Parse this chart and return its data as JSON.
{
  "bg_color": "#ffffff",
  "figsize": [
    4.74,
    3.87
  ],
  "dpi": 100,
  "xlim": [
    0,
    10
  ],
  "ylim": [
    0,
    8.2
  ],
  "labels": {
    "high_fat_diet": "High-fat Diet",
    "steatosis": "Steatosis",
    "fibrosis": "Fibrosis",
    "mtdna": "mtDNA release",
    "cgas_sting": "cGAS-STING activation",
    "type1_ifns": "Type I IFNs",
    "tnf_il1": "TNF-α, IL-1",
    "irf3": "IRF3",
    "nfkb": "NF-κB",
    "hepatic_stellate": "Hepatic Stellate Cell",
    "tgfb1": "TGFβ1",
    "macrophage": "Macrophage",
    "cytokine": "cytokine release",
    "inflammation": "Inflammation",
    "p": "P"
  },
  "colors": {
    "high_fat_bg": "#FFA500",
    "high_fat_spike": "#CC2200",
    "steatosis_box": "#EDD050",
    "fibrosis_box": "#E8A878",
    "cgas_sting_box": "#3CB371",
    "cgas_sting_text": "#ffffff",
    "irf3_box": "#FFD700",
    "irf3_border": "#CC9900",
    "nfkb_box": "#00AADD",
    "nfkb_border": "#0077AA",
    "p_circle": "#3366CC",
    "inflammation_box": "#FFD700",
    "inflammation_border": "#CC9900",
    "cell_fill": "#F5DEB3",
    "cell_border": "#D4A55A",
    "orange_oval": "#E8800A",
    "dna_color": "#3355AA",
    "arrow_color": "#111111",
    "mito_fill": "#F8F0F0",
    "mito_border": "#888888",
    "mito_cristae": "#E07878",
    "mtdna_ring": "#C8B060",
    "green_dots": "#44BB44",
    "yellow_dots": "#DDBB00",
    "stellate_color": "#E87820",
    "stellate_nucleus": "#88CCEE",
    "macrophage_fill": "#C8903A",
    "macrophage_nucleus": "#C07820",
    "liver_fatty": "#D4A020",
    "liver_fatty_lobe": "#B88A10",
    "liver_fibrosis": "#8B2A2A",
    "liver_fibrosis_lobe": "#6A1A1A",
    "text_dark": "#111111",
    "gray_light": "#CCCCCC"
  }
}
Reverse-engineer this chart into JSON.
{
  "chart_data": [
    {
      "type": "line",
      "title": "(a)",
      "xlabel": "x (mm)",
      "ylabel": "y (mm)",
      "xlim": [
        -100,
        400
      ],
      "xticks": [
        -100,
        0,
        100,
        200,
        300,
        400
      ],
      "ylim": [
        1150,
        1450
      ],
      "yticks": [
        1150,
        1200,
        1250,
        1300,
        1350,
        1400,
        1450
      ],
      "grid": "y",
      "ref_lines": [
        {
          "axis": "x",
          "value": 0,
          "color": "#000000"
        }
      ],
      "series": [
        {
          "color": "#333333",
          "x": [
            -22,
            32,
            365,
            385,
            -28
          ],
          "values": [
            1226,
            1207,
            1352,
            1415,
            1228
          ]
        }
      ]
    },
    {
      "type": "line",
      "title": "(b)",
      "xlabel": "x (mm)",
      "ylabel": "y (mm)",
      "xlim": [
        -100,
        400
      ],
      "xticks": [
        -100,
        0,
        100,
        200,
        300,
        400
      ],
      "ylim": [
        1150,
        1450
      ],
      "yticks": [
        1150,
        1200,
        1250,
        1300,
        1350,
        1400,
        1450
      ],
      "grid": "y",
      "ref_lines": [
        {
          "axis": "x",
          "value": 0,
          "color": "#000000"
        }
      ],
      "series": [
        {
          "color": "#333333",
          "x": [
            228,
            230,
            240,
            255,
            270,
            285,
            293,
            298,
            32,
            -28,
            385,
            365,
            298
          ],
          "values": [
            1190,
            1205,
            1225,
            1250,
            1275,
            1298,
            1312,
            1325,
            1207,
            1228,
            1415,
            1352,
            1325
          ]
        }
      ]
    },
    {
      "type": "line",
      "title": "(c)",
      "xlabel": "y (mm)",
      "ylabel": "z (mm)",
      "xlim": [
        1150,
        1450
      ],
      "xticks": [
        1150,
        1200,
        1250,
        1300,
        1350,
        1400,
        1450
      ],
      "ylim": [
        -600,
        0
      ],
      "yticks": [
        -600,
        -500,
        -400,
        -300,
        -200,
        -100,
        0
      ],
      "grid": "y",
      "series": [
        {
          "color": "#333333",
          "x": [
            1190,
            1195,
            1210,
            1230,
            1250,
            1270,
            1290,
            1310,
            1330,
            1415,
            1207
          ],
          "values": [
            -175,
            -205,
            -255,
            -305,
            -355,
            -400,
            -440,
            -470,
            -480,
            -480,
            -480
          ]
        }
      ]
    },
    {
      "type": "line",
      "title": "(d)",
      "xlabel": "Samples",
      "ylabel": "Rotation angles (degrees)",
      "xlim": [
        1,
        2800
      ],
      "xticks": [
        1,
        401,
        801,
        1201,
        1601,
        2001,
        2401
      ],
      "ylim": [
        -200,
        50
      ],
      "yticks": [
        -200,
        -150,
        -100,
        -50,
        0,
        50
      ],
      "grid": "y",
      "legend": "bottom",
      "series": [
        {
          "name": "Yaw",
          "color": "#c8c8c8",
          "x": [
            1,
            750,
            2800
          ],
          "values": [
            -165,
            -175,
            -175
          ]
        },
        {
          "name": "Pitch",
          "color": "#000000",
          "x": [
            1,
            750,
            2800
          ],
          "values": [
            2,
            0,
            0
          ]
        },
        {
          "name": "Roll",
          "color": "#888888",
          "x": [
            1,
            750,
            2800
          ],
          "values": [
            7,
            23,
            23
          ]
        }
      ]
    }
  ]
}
# # # #
### Stated problem
Retype the listing above in full, with no alterations.

### Worked solution
Parse this chart and return its data as JSON.
{
  "bg_color": "#ffffff",
  "figsize": [
    4.74,
    3.87
  ],
  "dpi": 100,
  "xlim": [
    0,
    10
  ],
  "ylim": [
    0,
    8.2
  ],
  "labels": {
    "high_fat_diet": "High-fat Diet",
    "steatosis": "Steatosis",
    "fibrosis": "Fibrosis",
    "mtdna": "mtDNA release",
    "cgas_sting": "cGAS-STING activation",
    "type1_ifns": "Type I IFNs",
    "tnf_il1": "TNF-α, IL-1",
    "irf3": "IRF3",
    "nfkb": "NF-κB",
    "hepatic_stellate": "Hepatic Stellate Cell",
    "tgfb1": "TGFβ1",
    "macrophage": "Macrophage",
    "cytokine": "cytokine release",
    "inflammation": "Inflammation",
    "p": "P"
  },
  "colors": {
    "high_fat_bg": "#FFA500",
    "high_fat_spike": "#CC2200",
    "steatosis_box": "#EDD050",
    "fibrosis_box": "#E8A878",
    "cgas_sting_box": "#3CB371",
    "cgas_sting_text": "#ffffff",
    "irf3_box": "#FFD700",
    "irf3_border": "#CC9900",
    "nfkb_box": "#00AADD",
    "nfkb_border": "#0077AA",
    "p_circle": "#3366CC",
    "inflammation_box": "#FFD700",
    "inflammation_border": "#CC9900",
    "cell_fill": "#F5DEB3",
    "cell_border": "#D4A55A",
    "orange_oval": "#E8800A",
    "dna_color": "#3355AA",
    "arrow_color": "#111111",
    "mito_fill": "#F8F0F0",
    "mito_border": "#888888",
    "mito_cristae": "#E07878",
    "mtdna_ring": "#C8B060",
    "green_dots": "#44BB44",
    "yellow_dots": "#DDBB00",
    "stellate_color": "#E87820",
    "stellate_nucleus": "#88CCEE",
    "macrophage_fill": "#C8903A",
    "macrophage_nucleus": "#C07820",
    "liver_fatty": "#D4A020",
    "liver_fatty_lobe": "#B88A10",
    "liver_fibrosis": "#8B2A2A",
    "liver_fibrosis_lobe": "#6A1A1A",
    "text_dark": "#111111",
    "gray_light": "#CCCCCC"
  }
}
Reverse-engineer this chart into JSON.
{
  "chart_data": [
    {
      "type": "line",
      "title": "(a)",
      "xlabel": "x (mm)",
      "ylabel": "y (mm)",
      "xlim": [
        -100,
        400
      ],
      "xticks": [
        -100,
        0,
        100,
        200,
        300,
        400
      ],
      "ylim": [
        1150,
        1450
      ],
      "yticks": [
        1150,
        1200,
        1250,
        1300,
        1350,
        1400,
        1450
      ],
      "grid": "y",
      "ref_lines": [
        {
          "axis": "x",
          "value": 0,
          "color": "#000000"
        }
      ],
      "series": [
        {
          "color": "#333333",
          "x": [
            -22,
            32,
            365,
            385,
            -28
          ],
          "values": [
            1226,
            1207,
            1352,
            1415,
            1228
          ]
        }
      ]
    },
    {
      "type": "line",
      "title": "(b)",
      "xlabel": "x (mm)",
      "ylabel": "y (mm)",
      "xlim": [
        -100,
        400
      ],
      "xticks": [
        -100,
        0,
        100,
        200,
        300,
        400
      ],
      "ylim": [
        1150,
        1450
      ],
      "yticks": [
        1150,
        1200,
        1250,
        1300,
        1350,
        1400,
        1450
      ],
      "grid": "y",
      "ref_lines": [
        {
          "axis": "x",
          "value": 0,
          "color": "#000000"
        }
      ],
      "series": [
        {
          "color": "#333333",
          "x": [
            228,
            230,
            240,
            255,
            270,
            285,
            293,
            298,
            32,
            -28,
            385,
            365,
            298
          ],
          "values": [
            1190,
            1205,
            1225,
            1250,
            1275,
            1298,
            1312,
            1325,
            1207,
            1228,
            1415,
            1352,
            1325
          ]
        }
      ]
    },
    {
      "type": "line",
      "title": "(c)",
      "xlabel": "y (mm)",
      "ylabel": "z (mm)",
      "xlim": [
        1150,
        1450
      ],
      "xticks": [
        1150,
        1200,
        1250,
        1300,
        1350,
        1400,
        1450
      ],
      "ylim": [
        -600,
        0
      ],
      "yticks": [
        -600,
        -500,
        -400,
        -300,
        -200,
        -100,
        0
      ],
      "grid": "y",
      "series": [
        {
          "color": "#333333",
          "x": [
            1190,
            1195,
            1210,
            1230,
            1250,
            1270,
            1290,
            1310,
            1330,
            1415,
            1207
          ],
          "values": [
            -175,
            -205,
            -255,
            -305,
            -355,
            -400,
            -440,
            -470,
            -480,
            -480,
            -480
          ]
        }
      ]
    },
    {
      "type": "line",
      "title": "(d)",
      "xlabel": "Samples",
      "ylabel": "Rotation angles (degrees)",
      "xlim": [
        1,
        2800
      ],
      "xticks": [
        1,
        401,
        801,
        1201,
        1601,
        2001,
        2401
      ],
      "ylim": [
        -200,
        50
      ],
      "yticks": [
        -200,
        -150,
        -100,
        -50,
        0,
        50
      ],
      "grid": "y",
      "legend": "bottom",
      "series": [
        {
          "name": "Yaw",
          "color": "#c8c8c8",
          "x": [
            1,
            750,
            2800
          ],
          "values": [
            -165,
            -175,
            -175
          ]
        },
        {
          "name": "Pitch",
          "color": "#000000",
          "x": [
            1,
            750,
            2800
          ],
          "values": [
            2,
            0,
            0
          ]
        },
        {
          "name": "Roll",
          "color": "#888888",
          "x": [
            1,
            750,
            2800
          ],
          "values": [
            7,
            23,
            23
          ]
        }
      ]
    }
  ]
}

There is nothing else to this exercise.